-- Start of ENTRIES SHOWN --
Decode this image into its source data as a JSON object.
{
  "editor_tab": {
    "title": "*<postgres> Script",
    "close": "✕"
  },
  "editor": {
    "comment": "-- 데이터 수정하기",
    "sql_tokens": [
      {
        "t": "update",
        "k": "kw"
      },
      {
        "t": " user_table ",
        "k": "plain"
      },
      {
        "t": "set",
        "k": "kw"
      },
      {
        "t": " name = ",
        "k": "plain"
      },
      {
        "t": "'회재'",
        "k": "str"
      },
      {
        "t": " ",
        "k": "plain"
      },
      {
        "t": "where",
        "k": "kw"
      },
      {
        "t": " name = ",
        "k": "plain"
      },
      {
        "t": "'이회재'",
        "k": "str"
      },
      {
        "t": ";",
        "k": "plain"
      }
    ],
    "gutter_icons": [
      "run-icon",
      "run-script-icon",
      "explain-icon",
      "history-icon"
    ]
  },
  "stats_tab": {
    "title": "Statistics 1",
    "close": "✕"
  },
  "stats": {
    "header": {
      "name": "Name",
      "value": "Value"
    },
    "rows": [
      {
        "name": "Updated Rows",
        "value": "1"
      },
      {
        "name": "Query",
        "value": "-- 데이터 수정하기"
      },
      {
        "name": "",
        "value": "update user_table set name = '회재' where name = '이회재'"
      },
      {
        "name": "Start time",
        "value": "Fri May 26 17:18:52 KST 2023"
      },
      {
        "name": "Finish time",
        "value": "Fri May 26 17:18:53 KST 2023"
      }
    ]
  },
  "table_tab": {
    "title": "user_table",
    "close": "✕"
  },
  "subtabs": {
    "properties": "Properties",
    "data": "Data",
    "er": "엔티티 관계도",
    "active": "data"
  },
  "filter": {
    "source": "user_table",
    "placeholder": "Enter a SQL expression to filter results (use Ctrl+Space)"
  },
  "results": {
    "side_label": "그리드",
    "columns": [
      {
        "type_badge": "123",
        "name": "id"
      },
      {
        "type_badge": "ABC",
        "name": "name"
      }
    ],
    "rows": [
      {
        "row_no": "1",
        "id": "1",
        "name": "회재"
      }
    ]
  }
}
-- End of ENTRIES SHOWN --
-- Start of ENTRIES SHOWN --
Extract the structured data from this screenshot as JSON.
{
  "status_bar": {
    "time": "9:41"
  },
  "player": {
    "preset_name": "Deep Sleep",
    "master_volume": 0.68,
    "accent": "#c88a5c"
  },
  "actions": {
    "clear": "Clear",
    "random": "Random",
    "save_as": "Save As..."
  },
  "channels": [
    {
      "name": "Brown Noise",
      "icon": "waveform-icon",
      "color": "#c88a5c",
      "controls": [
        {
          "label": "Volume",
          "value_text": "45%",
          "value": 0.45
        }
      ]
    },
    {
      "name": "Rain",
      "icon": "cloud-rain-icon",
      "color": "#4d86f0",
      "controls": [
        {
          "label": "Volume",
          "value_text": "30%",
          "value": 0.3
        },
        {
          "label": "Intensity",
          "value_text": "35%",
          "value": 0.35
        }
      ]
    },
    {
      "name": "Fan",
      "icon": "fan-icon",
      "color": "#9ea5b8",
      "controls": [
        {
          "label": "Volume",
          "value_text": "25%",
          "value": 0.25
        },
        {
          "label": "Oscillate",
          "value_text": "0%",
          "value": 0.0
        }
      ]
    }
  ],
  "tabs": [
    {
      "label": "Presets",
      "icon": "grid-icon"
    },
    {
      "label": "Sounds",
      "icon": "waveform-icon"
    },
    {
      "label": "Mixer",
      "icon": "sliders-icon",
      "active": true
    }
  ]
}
-- End of ENTRIES SHOWN --
-- Start of ENTRIES SHOWN --
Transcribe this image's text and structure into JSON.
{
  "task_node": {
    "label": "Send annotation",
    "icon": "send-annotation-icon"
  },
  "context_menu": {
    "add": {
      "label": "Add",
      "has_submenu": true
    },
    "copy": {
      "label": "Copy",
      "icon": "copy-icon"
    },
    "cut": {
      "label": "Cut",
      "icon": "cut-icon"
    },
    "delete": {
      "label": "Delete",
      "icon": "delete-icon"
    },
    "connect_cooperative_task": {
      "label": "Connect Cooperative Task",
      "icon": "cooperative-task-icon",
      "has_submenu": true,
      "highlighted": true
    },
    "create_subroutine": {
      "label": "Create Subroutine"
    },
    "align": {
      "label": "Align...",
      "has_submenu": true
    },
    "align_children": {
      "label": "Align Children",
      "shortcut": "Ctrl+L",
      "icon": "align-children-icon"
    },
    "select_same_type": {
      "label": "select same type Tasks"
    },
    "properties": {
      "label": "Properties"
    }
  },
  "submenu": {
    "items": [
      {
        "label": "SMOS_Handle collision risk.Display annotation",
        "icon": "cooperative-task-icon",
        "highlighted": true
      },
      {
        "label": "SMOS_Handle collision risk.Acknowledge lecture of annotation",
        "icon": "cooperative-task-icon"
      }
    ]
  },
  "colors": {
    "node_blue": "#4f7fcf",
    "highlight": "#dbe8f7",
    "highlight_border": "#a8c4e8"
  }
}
-- End of ENTRIES SHOWN --
STATED EXERCISE. Read through the lines above and collect those that contain the string "collision".

EXERCISE RESULT.
        "label": "SMOS_Handle collision risk.Display annotation",
        "label": "SMOS_Handle collision risk.Acknowledge lecture of annotation",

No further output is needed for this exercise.